EXERCISE DIRECTIONS:
State how many lines contain "label", and write nothing except that count.

RECORDS FOR THIS EXERCISE:
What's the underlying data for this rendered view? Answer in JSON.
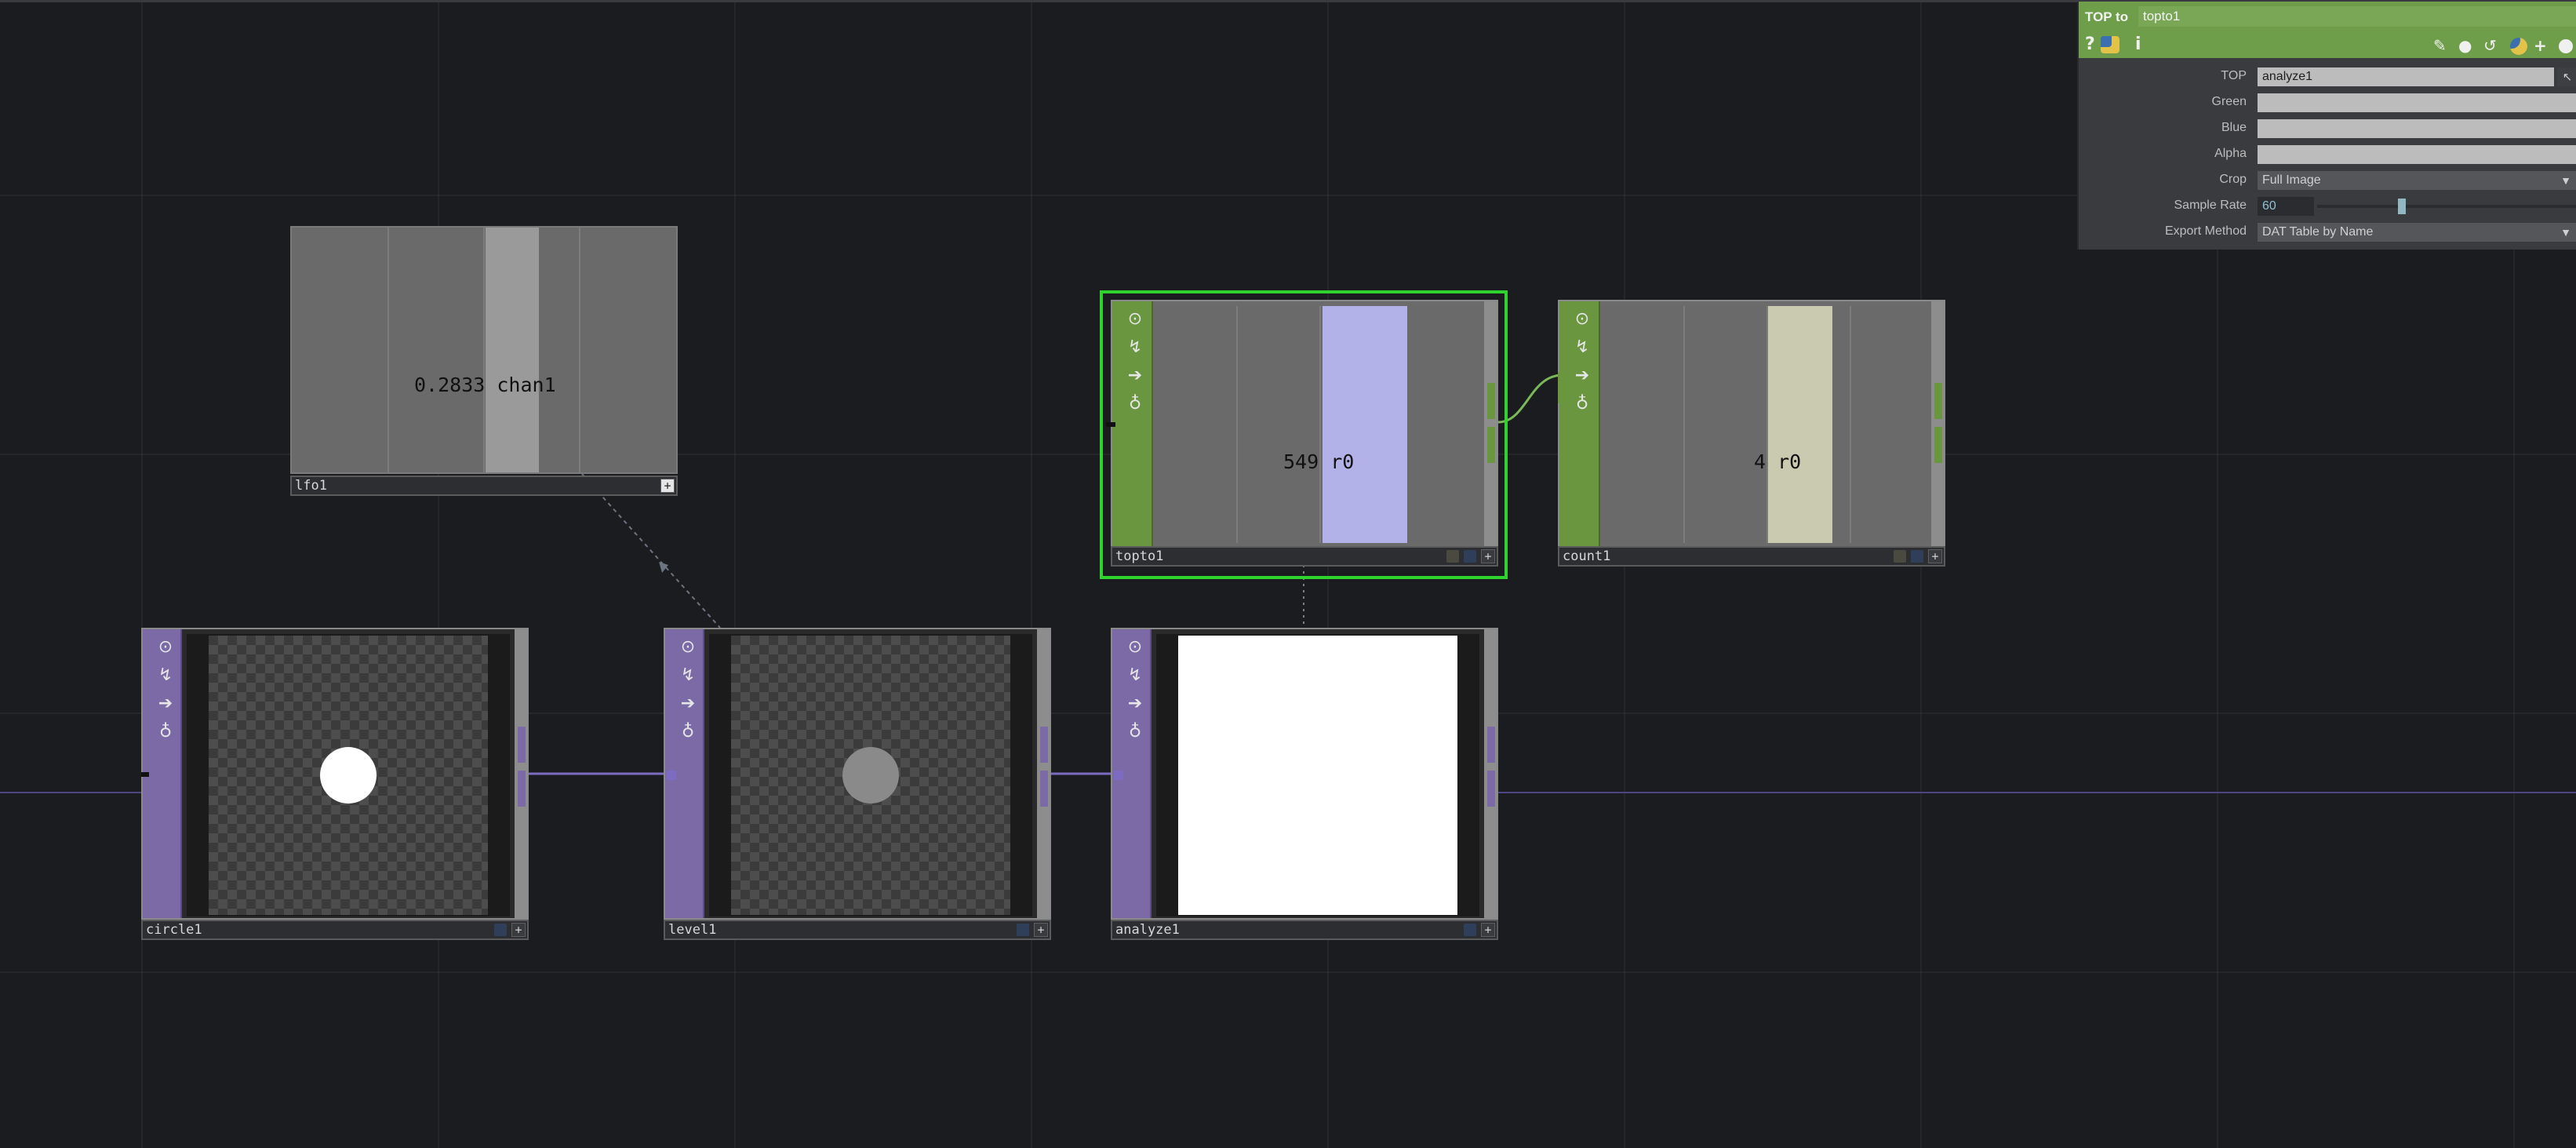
{
  "parameter_panel": {
    "op_type": "TOP to",
    "op_name": "topto1",
    "toolbar": {
      "help": "?",
      "python_help": "python-help-icon",
      "info": "i"
    },
    "params": {
      "top": {
        "label": "TOP",
        "value": "analyze1"
      },
      "green": {
        "label": "Green",
        "value": ""
      },
      "blue": {
        "label": "Blue",
        "value": ""
      },
      "alpha": {
        "label": "Alpha",
        "value": ""
      },
      "crop": {
        "label": "Crop",
        "value": "Full Image"
      },
      "sample_rate": {
        "label": "Sample Rate",
        "value": "60",
        "slider_fraction": 0.31
      },
      "export_method": {
        "label": "Export Method",
        "value": "DAT Table by Name"
      }
    }
  },
  "nodes": {
    "lfo1": {
      "name": "lfo1",
      "value": "0.2833",
      "channel": "chan1",
      "bar_color": "#9a9a9a"
    },
    "topto1": {
      "name": "topto1",
      "value": "549",
      "channel": "r0",
      "bar_color": "#b2b2e8"
    },
    "count1": {
      "name": "count1",
      "value": "4",
      "channel": "r0",
      "bar_color": "#cacab0"
    },
    "circle1": {
      "name": "circle1"
    },
    "level1": {
      "name": "level1"
    },
    "analyze1": {
      "name": "analyze1"
    }
  },
  "colors": {
    "chop_family": "#6a9640",
    "top_family": "#7b6aa6",
    "selected_outline": "#2fd22f",
    "panel_header": "#6f9e4a"
  }
}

RESULT OF THIS TASK:
7